### [Exercise details]
Pick out every line with the word "campaign" and copy it.

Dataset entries
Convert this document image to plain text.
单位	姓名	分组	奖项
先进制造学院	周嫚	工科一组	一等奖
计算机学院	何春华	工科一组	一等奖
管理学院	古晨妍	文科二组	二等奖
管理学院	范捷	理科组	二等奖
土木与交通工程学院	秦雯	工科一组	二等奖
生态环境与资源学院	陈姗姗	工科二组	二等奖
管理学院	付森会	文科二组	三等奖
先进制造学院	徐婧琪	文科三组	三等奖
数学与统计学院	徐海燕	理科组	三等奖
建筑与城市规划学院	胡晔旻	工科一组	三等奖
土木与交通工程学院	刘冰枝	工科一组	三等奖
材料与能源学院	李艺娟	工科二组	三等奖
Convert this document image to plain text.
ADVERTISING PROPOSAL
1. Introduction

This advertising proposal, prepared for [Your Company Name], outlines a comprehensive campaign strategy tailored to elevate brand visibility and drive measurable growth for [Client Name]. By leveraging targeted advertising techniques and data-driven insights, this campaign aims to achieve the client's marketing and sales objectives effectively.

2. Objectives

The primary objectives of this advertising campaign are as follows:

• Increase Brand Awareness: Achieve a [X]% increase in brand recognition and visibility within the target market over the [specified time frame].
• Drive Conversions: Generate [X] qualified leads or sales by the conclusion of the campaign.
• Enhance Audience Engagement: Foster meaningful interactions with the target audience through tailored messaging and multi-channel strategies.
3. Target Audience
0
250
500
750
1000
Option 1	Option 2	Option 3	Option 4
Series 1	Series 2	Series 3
==
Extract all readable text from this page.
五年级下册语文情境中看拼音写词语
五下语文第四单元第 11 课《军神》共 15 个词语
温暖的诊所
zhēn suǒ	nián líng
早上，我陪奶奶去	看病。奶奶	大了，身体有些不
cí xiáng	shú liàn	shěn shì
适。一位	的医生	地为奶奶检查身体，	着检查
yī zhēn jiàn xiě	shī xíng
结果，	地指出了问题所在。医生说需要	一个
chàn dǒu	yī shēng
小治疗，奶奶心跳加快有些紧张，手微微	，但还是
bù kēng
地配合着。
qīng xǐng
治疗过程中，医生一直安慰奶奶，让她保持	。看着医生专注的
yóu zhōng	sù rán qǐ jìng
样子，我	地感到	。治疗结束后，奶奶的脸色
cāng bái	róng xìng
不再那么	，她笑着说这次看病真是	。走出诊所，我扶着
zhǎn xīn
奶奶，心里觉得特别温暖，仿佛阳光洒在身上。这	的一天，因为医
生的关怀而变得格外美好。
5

### [Reply]
This advertising proposal, prepared for [Your Company Name], outlines a comprehensive campaign strategy tailored to elevate brand visibility and drive measurable growth for [Client Name]. By leveraging targeted advertising techniques and data-driven insights, this campaign aims to achieve the client's marketing and sales objectives effectively.
The primary objectives of this advertising campaign are as follows:
• Drive Conversions: Generate [X] qualified leads or sales by the conclusion of the campaign.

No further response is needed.